Data items
= = = = = = =

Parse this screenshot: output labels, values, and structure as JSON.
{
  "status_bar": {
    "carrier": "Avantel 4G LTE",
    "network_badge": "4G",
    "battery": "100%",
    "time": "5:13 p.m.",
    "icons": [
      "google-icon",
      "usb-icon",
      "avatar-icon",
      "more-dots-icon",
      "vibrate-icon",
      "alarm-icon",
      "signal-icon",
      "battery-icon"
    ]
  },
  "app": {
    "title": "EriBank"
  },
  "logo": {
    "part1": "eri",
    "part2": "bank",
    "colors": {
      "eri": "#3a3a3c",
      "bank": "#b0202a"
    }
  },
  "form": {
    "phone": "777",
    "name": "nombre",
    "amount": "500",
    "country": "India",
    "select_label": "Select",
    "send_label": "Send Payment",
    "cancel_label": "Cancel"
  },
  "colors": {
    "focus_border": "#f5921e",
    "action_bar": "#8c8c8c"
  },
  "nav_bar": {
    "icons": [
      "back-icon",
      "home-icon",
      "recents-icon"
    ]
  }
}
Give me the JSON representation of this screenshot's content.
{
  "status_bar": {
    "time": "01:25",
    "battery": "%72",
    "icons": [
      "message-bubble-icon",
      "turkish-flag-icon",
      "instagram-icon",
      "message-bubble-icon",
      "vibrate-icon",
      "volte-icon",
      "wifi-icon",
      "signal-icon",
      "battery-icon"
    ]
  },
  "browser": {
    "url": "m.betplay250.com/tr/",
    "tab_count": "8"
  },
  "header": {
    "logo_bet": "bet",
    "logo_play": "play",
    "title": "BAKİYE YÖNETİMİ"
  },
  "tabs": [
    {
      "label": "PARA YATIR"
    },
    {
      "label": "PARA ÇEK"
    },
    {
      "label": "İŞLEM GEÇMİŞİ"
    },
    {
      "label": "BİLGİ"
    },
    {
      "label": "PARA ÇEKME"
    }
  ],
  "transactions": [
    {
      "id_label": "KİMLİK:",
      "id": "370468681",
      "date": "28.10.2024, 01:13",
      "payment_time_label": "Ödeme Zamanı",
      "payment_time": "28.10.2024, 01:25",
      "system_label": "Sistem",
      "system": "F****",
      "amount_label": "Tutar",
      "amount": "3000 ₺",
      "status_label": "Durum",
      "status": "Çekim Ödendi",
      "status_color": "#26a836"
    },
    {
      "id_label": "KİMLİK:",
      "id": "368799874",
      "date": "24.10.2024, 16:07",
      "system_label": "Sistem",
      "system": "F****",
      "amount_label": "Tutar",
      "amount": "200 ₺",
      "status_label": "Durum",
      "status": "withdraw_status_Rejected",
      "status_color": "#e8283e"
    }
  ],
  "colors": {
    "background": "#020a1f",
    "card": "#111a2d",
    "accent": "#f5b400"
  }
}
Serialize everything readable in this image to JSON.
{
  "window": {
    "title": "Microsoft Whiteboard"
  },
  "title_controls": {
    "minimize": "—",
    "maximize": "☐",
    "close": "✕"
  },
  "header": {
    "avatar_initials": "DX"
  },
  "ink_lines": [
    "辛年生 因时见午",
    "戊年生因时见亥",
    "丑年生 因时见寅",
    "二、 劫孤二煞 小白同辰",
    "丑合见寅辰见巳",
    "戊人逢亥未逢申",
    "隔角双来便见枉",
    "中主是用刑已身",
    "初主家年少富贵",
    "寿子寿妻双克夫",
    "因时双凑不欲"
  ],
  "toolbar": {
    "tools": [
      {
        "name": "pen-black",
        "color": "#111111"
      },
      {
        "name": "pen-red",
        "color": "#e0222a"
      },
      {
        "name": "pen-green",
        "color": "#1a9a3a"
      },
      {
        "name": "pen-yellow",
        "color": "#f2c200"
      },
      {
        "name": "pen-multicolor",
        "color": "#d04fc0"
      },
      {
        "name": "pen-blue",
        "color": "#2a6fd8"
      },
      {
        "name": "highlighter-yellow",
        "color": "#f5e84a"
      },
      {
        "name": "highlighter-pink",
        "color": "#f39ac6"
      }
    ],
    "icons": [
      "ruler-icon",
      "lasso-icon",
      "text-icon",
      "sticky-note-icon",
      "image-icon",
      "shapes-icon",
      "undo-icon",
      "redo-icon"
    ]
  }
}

= = = = = = =

*GOAL*
Your task is to return the full listing exactly as it was given.

*RESULT*
Parse this screenshot: output labels, values, and structure as JSON.
{
  "status_bar": {
    "carrier": "Avantel 4G LTE",
    "network_badge": "4G",
    "battery": "100%",
    "time": "5:13 p.m.",
    "icons": [
      "google-icon",
      "usb-icon",
      "avatar-icon",
      "more-dots-icon",
      "vibrate-icon",
      "alarm-icon",
      "signal-icon",
      "battery-icon"
    ]
  },
  "app": {
    "title": "EriBank"
  },
  "logo": {
    "part1": "eri",
    "part2": "bank",
    "colors": {
      "eri": "#3a3a3c",
      "bank": "#b0202a"
    }
  },
  "form": {
    "phone": "777",
    "name": "nombre",
    "amount": "500",
    "country": "India",
    "select_label": "Select",
    "send_label": "Send Payment",
    "cancel_label": "Cancel"
  },
  "colors": {
    "focus_border": "#f5921e",
    "action_bar": "#8c8c8c"
  },
  "nav_bar": {
    "icons": [
      "back-icon",
      "home-icon",
      "recents-icon"
    ]
  }
}
Give me the JSON representation of this screenshot's content.
{
  "status_bar": {
    "time": "01:25",
    "battery": "%72",
    "icons": [
      "message-bubble-icon",
      "turkish-flag-icon",
      "instagram-icon",
      "message-bubble-icon",
      "vibrate-icon",
      "volte-icon",
      "wifi-icon",
      "signal-icon",
      "battery-icon"
    ]
  },
  "browser": {
    "url": "m.betplay250.com/tr/",
    "tab_count": "8"
  },
  "header": {
    "logo_bet": "bet",
    "logo_play": "play",
    "title": "BAKİYE YÖNETİMİ"
  },
  "tabs": [
    {
      "label": "PARA YATIR"
    },
    {
      "label": "PARA ÇEK"
    },
    {
      "label": "İŞLEM GEÇMİŞİ"
    },
    {
      "label": "BİLGİ"
    },
    {
      "label": "PARA ÇEKME"
    }
  ],
  "transactions": [
    {
      "id_label": "KİMLİK:",
      "id": "370468681",
      "date": "28.10.2024, 01:13",
      "payment_time_label": "Ödeme Zamanı",
      "payment_time": "28.10.2024, 01:25",
      "system_label": "Sistem",
      "system": "F****",
      "amount_label": "Tutar",
      "amount": "3000 ₺",
      "status_label": "Durum",
      "status": "Çekim Ödendi",
      "status_color": "#26a836"
    },
    {
      "id_label": "KİMLİK:",
      "id": "368799874",
      "date": "24.10.2024, 16:07",
      "system_label": "Sistem",
      "system": "F****",
      "amount_label": "Tutar",
      "amount": "200 ₺",
      "status_label": "Durum",
      "status": "withdraw_status_Rejected",
      "status_color": "#e8283e"
    }
  ],
  "colors": {
    "background": "#020a1f",
    "card": "#111a2d",
    "accent": "#f5b400"
  }
}
Serialize everything readable in this image to JSON.
{
  "window": {
    "title": "Microsoft Whiteboard"
  },
  "title_controls": {
    "minimize": "—",
    "maximize": "☐",
    "close": "✕"
  },
  "header": {
    "avatar_initials": "DX"
  },
  "ink_lines": [
    "辛年生 因时见午",
    "戊年生因时见亥",
    "丑年生 因时见寅",
    "二、 劫孤二煞 小白同辰",
    "丑合见寅辰见巳",
    "戊人逢亥未逢申",
    "隔角双来便见枉",
    "中主是用刑已身",
    "初主家年少富贵",
    "寿子寿妻双克夫",
    "因时双凑不欲"
  ],
  "toolbar": {
    "tools": [
      {
        "name": "pen-black",
        "color": "#111111"
      },
      {
        "name": "pen-red",
        "color": "#e0222a"
      },
      {
        "name": "pen-green",
        "color": "#1a9a3a"
      },
      {
        "name": "pen-yellow",
        "color": "#f2c200"
      },
      {
        "name": "pen-multicolor",
        "color": "#d04fc0"
      },
      {
        "name": "pen-blue",
        "color": "#2a6fd8"
      },
      {
        "name": "highlighter-yellow",
        "color": "#f5e84a"
      },
      {
        "name": "highlighter-pink",
        "color": "#f39ac6"
      }
    ],
    "icons": [
      "ruler-icon",
      "lasso-icon",
      "text-icon",
      "sticky-note-icon",
      "image-icon",
      "shapes-icon",
      "undo-icon",
      "redo-icon"
    ]
  }
}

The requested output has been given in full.